[Dataset records]
• • • •

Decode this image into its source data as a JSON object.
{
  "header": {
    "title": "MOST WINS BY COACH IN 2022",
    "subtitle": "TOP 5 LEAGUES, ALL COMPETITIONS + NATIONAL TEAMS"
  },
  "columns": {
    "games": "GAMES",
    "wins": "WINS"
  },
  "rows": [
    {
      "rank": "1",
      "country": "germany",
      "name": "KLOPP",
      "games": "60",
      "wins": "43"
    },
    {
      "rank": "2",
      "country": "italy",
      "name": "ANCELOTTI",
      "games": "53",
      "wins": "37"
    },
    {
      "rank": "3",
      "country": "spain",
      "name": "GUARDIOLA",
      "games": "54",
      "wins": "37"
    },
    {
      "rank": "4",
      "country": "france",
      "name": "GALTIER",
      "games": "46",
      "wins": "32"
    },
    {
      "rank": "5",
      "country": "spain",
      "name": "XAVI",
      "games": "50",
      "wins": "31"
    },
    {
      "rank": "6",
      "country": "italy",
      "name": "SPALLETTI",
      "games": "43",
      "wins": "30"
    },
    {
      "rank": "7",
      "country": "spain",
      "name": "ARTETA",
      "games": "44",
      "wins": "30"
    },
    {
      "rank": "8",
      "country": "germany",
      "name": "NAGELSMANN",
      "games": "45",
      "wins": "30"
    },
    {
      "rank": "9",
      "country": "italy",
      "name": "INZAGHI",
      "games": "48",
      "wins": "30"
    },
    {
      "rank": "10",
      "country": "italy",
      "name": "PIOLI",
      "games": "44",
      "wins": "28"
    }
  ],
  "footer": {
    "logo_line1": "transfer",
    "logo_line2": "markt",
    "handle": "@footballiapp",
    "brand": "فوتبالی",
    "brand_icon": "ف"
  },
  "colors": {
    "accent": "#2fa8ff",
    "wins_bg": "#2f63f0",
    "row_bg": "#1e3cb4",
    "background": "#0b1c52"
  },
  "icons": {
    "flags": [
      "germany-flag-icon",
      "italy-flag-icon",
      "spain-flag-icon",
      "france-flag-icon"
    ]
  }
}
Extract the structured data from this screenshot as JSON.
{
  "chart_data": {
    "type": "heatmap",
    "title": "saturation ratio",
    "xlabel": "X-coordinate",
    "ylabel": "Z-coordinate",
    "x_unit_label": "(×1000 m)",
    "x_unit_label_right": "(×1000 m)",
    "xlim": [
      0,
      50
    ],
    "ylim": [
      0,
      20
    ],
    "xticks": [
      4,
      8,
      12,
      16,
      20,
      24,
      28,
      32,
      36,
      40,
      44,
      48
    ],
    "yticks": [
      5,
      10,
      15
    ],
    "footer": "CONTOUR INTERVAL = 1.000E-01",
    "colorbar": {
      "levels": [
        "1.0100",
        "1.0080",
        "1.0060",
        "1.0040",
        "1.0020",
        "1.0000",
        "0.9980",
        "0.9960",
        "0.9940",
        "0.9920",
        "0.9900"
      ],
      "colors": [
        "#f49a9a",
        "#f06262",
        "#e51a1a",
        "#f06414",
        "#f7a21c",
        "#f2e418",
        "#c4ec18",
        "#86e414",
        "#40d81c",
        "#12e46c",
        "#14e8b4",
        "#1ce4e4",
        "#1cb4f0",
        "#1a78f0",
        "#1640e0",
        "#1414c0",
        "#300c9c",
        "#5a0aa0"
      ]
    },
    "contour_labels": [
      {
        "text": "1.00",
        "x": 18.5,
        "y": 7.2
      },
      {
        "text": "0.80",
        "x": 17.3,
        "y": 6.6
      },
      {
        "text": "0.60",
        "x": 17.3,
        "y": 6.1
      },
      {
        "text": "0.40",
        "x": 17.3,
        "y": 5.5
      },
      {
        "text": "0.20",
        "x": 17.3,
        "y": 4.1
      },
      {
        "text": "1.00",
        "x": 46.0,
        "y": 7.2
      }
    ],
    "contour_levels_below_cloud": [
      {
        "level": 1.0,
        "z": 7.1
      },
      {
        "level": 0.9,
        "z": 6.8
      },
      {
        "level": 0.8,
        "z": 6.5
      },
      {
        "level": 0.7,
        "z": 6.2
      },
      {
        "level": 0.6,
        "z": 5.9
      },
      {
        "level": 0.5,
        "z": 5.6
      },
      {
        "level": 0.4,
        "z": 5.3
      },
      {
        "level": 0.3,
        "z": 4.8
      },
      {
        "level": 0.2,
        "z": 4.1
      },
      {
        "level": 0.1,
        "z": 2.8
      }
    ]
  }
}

• • • •

**TASK INSTRUCTIONS**
Retype the records that precede this task, keeping them exactly the same.

**ANSWER BELOW**
Decode this image into its source data as a JSON object.
{
  "header": {
    "title": "MOST WINS BY COACH IN 2022",
    "subtitle": "TOP 5 LEAGUES, ALL COMPETITIONS + NATIONAL TEAMS"
  },
  "columns": {
    "games": "GAMES",
    "wins": "WINS"
  },
  "rows": [
    {
      "rank": "1",
      "country": "germany",
      "name": "KLOPP",
      "games": "60",
      "wins": "43"
    },
    {
      "rank": "2",
      "country": "italy",
      "name": "ANCELOTTI",
      "games": "53",
      "wins": "37"
    },
    {
      "rank": "3",
      "country": "spain",
      "name": "GUARDIOLA",
      "games": "54",
      "wins": "37"
    },
    {
      "rank": "4",
      "country": "france",
      "name": "GALTIER",
      "games": "46",
      "wins": "32"
    },
    {
      "rank": "5",
      "country": "spain",
      "name": "XAVI",
      "games": "50",
      "wins": "31"
    },
    {
      "rank": "6",
      "country": "italy",
      "name": "SPALLETTI",
      "games": "43",
      "wins": "30"
    },
    {
      "rank": "7",
      "country": "spain",
      "name": "ARTETA",
      "games": "44",
      "wins": "30"
    },
    {
      "rank": "8",
      "country": "germany",
      "name": "NAGELSMANN",
      "games": "45",
      "wins": "30"
    },
    {
      "rank": "9",
      "country": "italy",
      "name": "INZAGHI",
      "games": "48",
      "wins": "30"
    },
    {
      "rank": "10",
      "country": "italy",
      "name": "PIOLI",
      "games": "44",
      "wins": "28"
    }
  ],
  "footer": {
    "logo_line1": "transfer",
    "logo_line2": "markt",
    "handle": "@footballiapp",
    "brand": "فوتبالی",
    "brand_icon": "ف"
  },
  "colors": {
    "accent": "#2fa8ff",
    "wins_bg": "#2f63f0",
    "row_bg": "#1e3cb4",
    "background": "#0b1c52"
  },
  "icons": {
    "flags": [
      "germany-flag-icon",
      "italy-flag-icon",
      "spain-flag-icon",
      "france-flag-icon"
    ]
  }
}
Extract the structured data from this screenshot as JSON.
{
  "chart_data": {
    "type": "heatmap",
    "title": "saturation ratio",
    "xlabel": "X-coordinate",
    "ylabel": "Z-coordinate",
    "x_unit_label": "(×1000 m)",
    "x_unit_label_right": "(×1000 m)",
    "xlim": [
      0,
      50
    ],
    "ylim": [
      0,
      20
    ],
    "xticks": [
      4,
      8,
      12,
      16,
      20,
      24,
      28,
      32,
      36,
      40,
      44,
      48
    ],
    "yticks": [
      5,
      10,
      15
    ],
    "footer": "CONTOUR INTERVAL = 1.000E-01",
    "colorbar": {
      "levels": [
        "1.0100",
        "1.0080",
        "1.0060",
        "1.0040",
        "1.0020",
        "1.0000",
        "0.9980",
        "0.9960",
        "0.9940",
        "0.9920",
        "0.9900"
      ],
      "colors": [
        "#f49a9a",
        "#f06262",
        "#e51a1a",
        "#f06414",
        "#f7a21c",
        "#f2e418",
        "#c4ec18",
        "#86e414",
        "#40d81c",
        "#12e46c",
        "#14e8b4",
        "#1ce4e4",
        "#1cb4f0",
        "#1a78f0",
        "#1640e0",
        "#1414c0",
        "#300c9c",
        "#5a0aa0"
      ]
    },
    "contour_labels": [
      {
        "text": "1.00",
        "x": 18.5,
        "y": 7.2
      },
      {
        "text": "0.80",
        "x": 17.3,
        "y": 6.6
      },
      {
        "text": "0.60",
        "x": 17.3,
        "y": 6.1
      },
      {
        "text": "0.40",
        "x": 17.3,
        "y": 5.5
      },
      {
        "text": "0.20",
        "x": 17.3,
        "y": 4.1
      },
      {
        "text": "1.00",
        "x": 46.0,
        "y": 7.2
      }
    ],
    "contour_levels_below_cloud": [
      {
        "level": 1.0,
        "z": 7.1
      },
      {
        "level": 0.9,
        "z": 6.8
      },
      {
        "level": 0.8,
        "z": 6.5
      },
      {
        "level": 0.7,
        "z": 6.2
      },
      {
        "level": 0.6,
        "z": 5.9
      },
      {
        "level": 0.5,
        "z": 5.6
      },
      {
        "level": 0.4,
        "z": 5.3
      },
      {
        "level": 0.3,
        "z": 4.8
      },
      {
        "level": 0.2,
        "z": 4.1
      },
      {
        "level": 0.1,
        "z": 2.8
      }
    ]
  }
}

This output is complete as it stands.